GOALS -
[A] Translate into French the following sentence from the excerpt on fossil hunting in the Gobi: "It was there that he actually discovered the first dinosaur eggs to ever be found—a landmark discovery still lauded in paleontological circles."
[B] According to the excerpt on fossil hunting in the Gobi, why must a searcher keep "stitching" together possible fragments while surveying the terrain?
[C] Print the part of the Gobi fossil-hunting excerpt that opens with the words containing "The team that" and closes with "in paleontological circles.".

A mounted Tarbosaurus skeleton, in the Ulaan Bataar mall

The team that executed the drone work, Quantum Spatial—its lead scientist, Scott Nowicki, worked on several Mars explorations with NASA—is still processing the data from the Gobi surveys, and the new sites will take years to fully explore and excavate. But the group isn’t wasting any time, and the recent effort included exploring some of those targeted areas in and around the Flaming Cliffs, a region that Andrews first explored during his 10-year expedition in the Gobi. It was there that he actually discovered the first dinosaur eggs to ever be found—a landmark discovery still lauded in paleontological circles.

While the pros hunted at their sites, your humble amateur Indiana Jones of an author executed his own fossil search—coming up empty, of course. Aerial surveys can help isolate possible fossil sites, but actually finding the remains takes a sharp eye, and a steady hand with brush and chisel—both skills acquired through years of education and experience. 

“You’re looking for protrusions that match the shape and color of animal bones, but it can be hard because the color and shape can blend in with the surrounding soil, and the remains can be fragmented,” Zorigt explained as we walked through a particularly promising canyon. Because of this, you have to be constantly “stitching” together possible fragments as you survey the terrain, paying close attention to vertical masses on the sides of hills, where erosion reveals its treasures the soonest. 

Eric Adams

His team found numerous samples during our initial survey, but they’ll absolutely be back soon. “I’m very excited about this spot,” he said. “There’s a lot to explore here.” He adds that he fully expects the drone technology they’ve been using to itself evolve to the point where they can use them to find not just likely areas, but the fossil remains themselves, thanks to the high resolution and even the ability for computers to help scan the images.

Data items
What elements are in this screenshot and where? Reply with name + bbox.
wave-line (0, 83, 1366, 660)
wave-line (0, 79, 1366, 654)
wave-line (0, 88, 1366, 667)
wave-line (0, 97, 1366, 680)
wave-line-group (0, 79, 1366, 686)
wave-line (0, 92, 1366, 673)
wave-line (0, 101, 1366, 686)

EXERCISE SOLUTIONS -
[A] C'est là qu'il a effectivement découvert les tout premiers œufs de dinosaure jamais trouvés, une découverte majeure encore saluée dans les milieux paléontologiques.

[B] Fossil remains can be hard to spot. Their color and shape can blend in with the surrounding soil, and the remains themselves can be fragmented. A searcher must therefore keep piecing together possible fragments to recognize protrusions that match animal bones.

[C]
The team that executed the drone work, Quantum Spatial—its lead scientist, Scott Nowicki, worked on several Mars explorations with NASA—is still processing the data from the Gobi surveys, and the new sites will take years to fully explore and excavate. But the group isn’t wasting any time, and the recent effort included exploring some of those targeted areas in and around the Flaming Cliffs, a region that Andrews first explored during his 10-year expedition in the Gobi. It was there that he actually discovered the first dinosaur eggs to ever be found—a landmark discovery still lauded in paleontological circles.